▸ **Problem to work on**
Go over the entries below line by line, copying each one that contains the word "unrelated".

───── Given data ─────

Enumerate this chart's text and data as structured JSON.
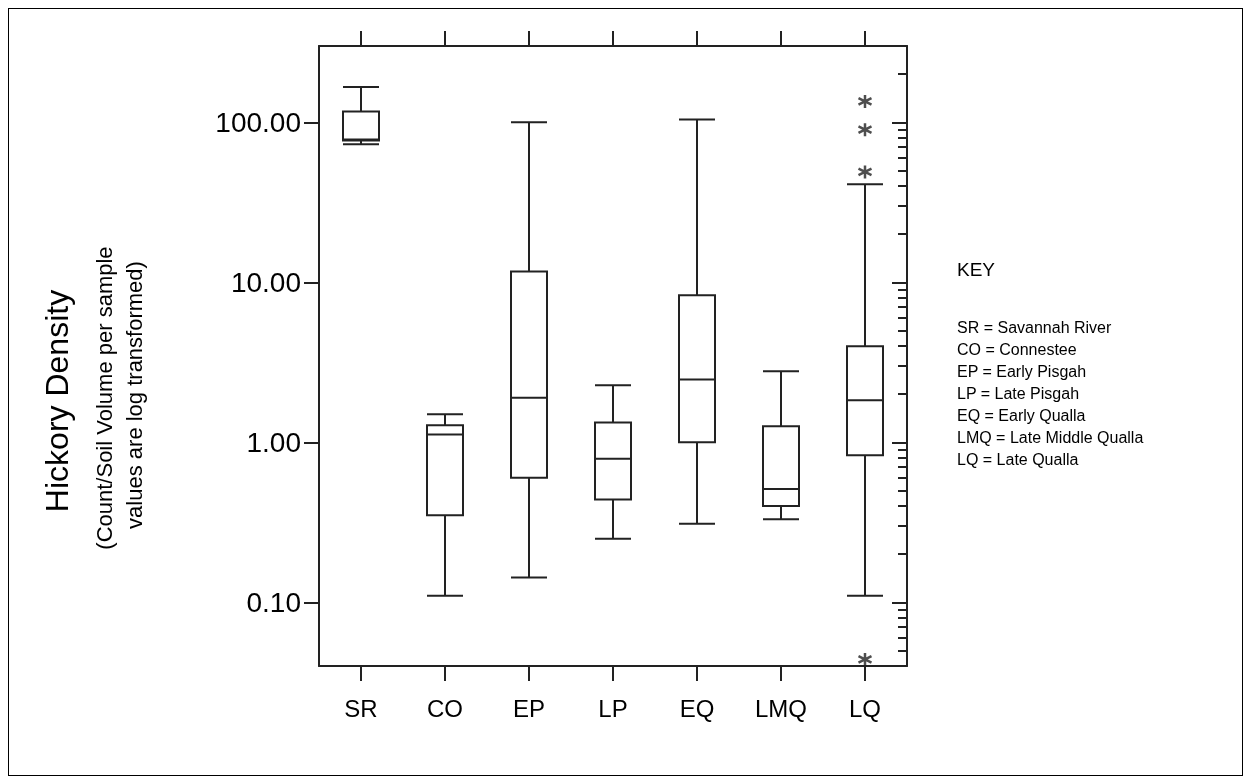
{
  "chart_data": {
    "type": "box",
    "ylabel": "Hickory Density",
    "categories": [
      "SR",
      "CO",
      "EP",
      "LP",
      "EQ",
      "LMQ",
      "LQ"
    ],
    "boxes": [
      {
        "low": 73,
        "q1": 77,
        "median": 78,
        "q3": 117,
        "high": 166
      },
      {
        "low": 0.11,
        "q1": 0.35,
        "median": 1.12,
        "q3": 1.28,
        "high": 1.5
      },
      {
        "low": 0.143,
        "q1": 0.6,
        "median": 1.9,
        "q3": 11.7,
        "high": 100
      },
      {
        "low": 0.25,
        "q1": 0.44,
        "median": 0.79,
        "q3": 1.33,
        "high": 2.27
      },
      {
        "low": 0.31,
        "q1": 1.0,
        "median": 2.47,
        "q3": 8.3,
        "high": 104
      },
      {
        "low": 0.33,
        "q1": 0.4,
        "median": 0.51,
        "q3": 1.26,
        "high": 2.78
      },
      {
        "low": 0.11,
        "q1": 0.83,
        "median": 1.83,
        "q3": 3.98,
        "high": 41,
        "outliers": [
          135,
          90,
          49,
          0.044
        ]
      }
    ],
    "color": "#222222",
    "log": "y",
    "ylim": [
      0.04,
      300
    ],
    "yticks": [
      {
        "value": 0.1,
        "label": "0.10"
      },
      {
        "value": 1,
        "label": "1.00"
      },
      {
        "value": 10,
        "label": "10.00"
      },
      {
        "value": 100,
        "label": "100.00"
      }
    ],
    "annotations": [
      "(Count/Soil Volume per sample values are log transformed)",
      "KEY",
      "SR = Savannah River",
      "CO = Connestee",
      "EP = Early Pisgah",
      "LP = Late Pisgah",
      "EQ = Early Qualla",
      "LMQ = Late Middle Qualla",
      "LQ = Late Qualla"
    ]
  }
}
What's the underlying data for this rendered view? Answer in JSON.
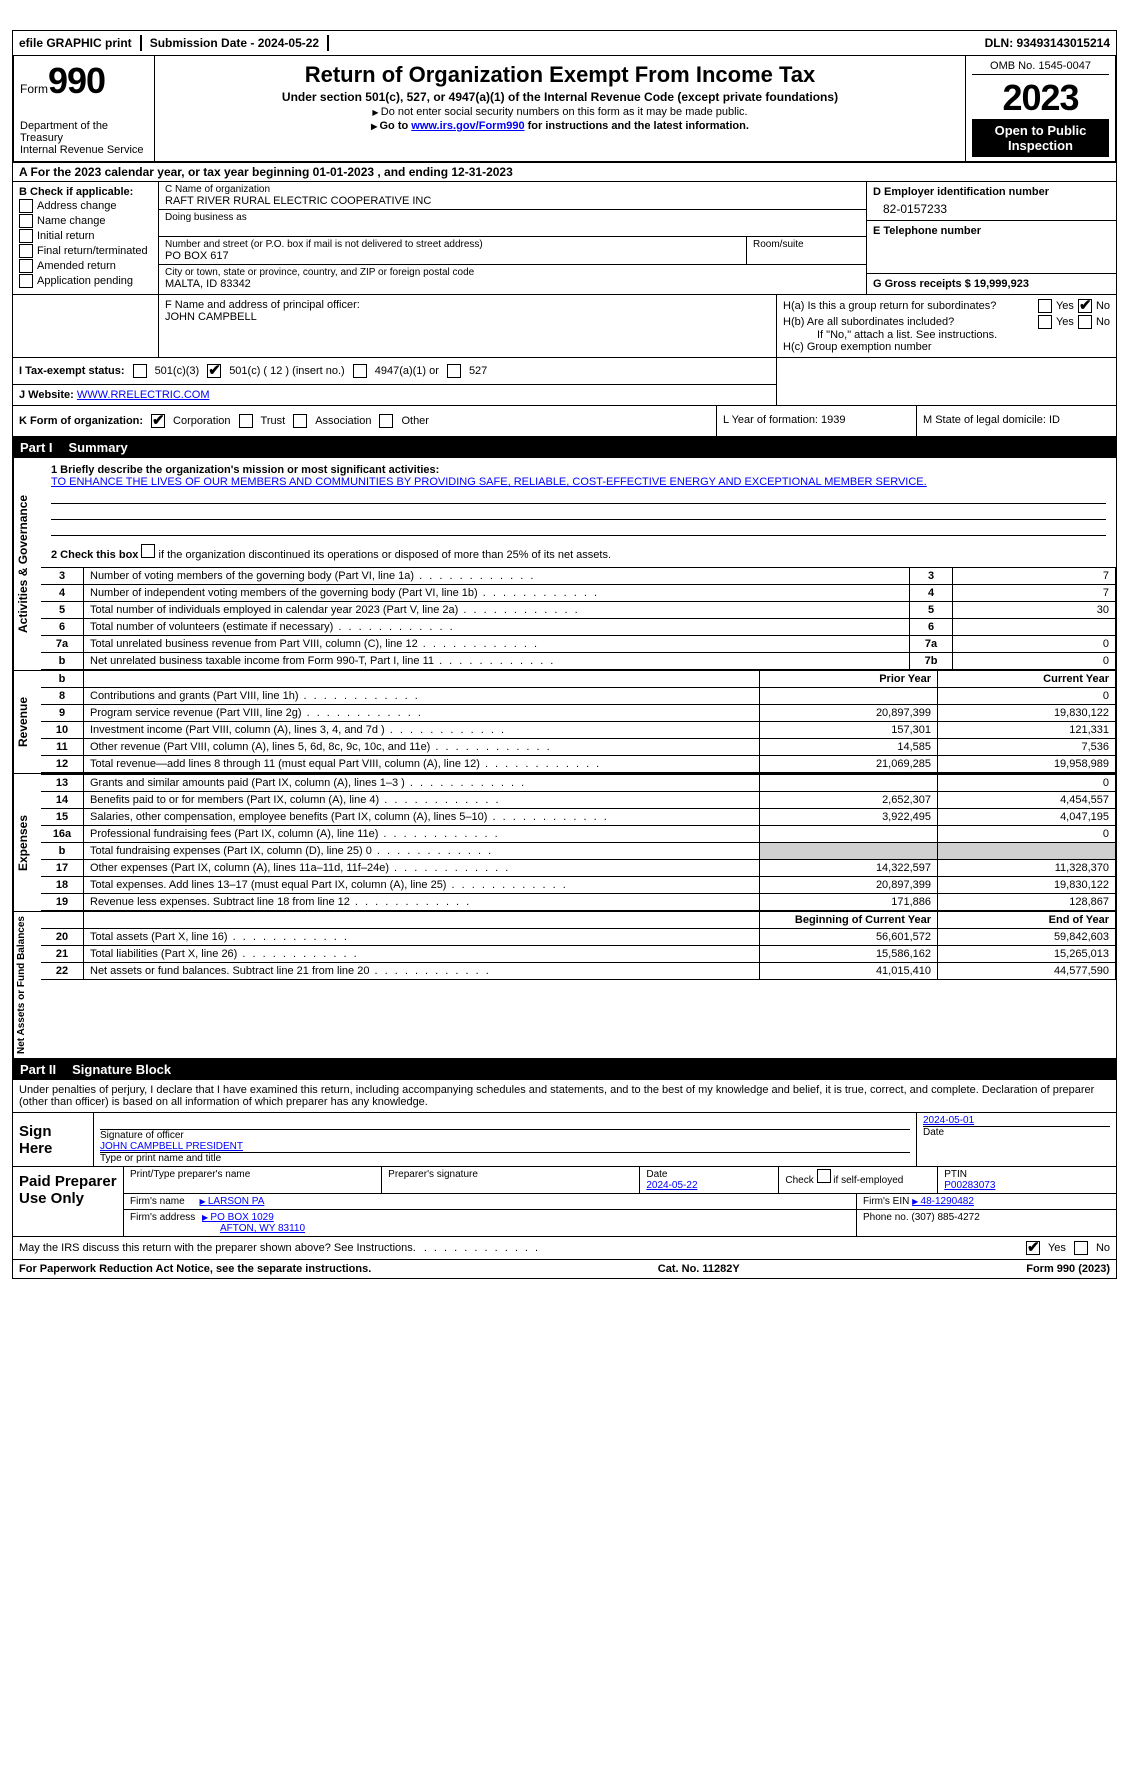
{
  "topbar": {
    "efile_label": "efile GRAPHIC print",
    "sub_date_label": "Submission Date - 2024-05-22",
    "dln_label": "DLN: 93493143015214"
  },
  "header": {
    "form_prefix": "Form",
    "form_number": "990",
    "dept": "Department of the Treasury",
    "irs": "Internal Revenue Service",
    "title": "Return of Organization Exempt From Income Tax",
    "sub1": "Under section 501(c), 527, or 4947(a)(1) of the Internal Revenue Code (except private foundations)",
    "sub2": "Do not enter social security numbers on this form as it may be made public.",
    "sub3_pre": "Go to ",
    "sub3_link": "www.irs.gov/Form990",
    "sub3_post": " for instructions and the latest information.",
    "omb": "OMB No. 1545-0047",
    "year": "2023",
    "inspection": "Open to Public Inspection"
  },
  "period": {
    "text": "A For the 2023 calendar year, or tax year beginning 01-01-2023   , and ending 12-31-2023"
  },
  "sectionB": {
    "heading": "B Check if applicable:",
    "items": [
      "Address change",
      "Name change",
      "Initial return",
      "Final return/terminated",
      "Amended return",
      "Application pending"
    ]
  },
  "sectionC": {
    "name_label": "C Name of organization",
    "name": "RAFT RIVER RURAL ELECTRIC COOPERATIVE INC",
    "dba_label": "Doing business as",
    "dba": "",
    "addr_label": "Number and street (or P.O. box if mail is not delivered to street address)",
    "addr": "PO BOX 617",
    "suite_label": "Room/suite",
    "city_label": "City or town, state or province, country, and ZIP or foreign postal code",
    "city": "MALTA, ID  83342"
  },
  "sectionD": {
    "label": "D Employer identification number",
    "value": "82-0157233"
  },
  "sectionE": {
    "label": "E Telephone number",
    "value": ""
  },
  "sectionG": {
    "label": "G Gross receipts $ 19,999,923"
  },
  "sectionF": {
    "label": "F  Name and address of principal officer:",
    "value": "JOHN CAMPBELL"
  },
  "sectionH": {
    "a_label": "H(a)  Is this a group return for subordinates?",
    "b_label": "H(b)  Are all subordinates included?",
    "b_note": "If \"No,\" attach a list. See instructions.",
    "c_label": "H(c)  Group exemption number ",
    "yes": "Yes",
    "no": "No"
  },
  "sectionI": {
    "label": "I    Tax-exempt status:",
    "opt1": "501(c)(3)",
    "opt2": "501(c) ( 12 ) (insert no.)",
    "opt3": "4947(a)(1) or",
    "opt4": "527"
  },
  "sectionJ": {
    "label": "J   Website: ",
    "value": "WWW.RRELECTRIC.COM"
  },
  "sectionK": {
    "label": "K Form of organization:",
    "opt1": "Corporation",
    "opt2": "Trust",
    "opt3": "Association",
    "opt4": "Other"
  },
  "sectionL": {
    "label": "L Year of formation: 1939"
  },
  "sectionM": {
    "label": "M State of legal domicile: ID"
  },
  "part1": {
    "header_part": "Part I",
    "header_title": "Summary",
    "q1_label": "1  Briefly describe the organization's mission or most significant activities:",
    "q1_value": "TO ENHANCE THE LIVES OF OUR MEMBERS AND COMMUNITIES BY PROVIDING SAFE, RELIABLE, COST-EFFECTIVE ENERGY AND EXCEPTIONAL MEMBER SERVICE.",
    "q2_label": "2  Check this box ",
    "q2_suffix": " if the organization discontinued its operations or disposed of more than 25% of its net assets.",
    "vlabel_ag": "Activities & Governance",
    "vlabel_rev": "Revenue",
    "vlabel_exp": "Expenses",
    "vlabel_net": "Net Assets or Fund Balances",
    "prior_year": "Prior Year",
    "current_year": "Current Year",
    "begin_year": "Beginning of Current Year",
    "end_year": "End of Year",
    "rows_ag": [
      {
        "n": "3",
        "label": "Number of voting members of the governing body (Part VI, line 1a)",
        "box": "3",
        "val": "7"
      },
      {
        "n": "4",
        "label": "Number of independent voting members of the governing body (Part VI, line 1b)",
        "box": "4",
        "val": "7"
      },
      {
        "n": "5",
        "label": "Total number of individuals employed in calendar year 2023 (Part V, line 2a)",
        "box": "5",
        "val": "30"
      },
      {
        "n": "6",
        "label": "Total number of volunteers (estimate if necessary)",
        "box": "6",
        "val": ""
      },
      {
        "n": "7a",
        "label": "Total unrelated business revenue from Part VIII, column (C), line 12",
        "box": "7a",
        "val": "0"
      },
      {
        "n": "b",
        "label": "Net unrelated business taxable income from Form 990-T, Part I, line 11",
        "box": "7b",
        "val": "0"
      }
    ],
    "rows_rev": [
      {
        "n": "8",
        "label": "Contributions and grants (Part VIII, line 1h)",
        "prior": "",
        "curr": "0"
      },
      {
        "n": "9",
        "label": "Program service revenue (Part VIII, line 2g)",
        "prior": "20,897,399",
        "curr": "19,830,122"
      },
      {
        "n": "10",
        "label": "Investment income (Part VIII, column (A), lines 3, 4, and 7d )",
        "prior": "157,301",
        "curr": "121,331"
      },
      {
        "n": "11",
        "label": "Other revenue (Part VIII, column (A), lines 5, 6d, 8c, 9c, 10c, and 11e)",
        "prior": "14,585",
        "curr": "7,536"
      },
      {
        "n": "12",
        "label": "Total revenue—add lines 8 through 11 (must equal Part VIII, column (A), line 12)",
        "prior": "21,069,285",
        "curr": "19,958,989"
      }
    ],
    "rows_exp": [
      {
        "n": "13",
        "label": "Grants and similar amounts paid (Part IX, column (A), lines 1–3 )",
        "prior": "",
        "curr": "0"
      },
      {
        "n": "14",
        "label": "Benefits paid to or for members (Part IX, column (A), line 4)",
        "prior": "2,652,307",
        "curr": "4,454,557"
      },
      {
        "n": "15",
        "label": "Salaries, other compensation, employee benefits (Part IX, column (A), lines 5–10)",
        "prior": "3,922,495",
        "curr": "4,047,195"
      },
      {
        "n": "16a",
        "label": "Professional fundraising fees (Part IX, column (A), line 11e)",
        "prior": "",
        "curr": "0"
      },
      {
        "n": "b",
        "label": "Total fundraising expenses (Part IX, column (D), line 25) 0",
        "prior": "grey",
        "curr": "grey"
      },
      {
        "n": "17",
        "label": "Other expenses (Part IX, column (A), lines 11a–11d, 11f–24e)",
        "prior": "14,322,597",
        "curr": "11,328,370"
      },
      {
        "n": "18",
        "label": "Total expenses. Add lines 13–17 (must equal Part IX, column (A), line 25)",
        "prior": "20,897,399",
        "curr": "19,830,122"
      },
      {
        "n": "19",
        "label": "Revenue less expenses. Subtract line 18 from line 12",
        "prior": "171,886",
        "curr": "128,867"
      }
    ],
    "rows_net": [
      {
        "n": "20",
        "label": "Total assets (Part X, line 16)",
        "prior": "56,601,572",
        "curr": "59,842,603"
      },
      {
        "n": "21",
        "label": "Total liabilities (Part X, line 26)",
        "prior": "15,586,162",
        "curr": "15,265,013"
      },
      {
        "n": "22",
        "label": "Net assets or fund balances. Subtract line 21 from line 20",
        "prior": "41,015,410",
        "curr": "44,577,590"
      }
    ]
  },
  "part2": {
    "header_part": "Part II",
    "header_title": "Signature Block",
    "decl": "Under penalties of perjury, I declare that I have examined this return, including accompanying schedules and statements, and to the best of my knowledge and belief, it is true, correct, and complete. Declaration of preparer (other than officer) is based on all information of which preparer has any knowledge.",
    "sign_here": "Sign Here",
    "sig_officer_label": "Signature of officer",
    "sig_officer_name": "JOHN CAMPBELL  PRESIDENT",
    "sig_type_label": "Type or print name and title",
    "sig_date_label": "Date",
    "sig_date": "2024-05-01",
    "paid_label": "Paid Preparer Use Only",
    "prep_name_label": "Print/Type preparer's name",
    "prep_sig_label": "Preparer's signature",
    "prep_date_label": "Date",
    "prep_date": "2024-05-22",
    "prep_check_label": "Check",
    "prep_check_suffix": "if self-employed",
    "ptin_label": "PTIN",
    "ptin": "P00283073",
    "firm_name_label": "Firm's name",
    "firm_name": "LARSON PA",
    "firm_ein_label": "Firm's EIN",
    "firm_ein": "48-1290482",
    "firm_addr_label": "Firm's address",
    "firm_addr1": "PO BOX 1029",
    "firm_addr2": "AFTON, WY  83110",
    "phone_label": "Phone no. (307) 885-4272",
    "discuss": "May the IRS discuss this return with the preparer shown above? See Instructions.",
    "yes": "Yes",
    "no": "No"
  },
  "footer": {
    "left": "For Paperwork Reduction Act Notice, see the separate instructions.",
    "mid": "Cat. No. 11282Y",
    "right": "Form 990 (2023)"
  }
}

─────

▸ **Solution to the problem**
        "label": "Total unrelated business revenue from Part VIII, column (C), line 12",
        "label": "Net unrelated business taxable income from Form 990-T, Part I, line 11",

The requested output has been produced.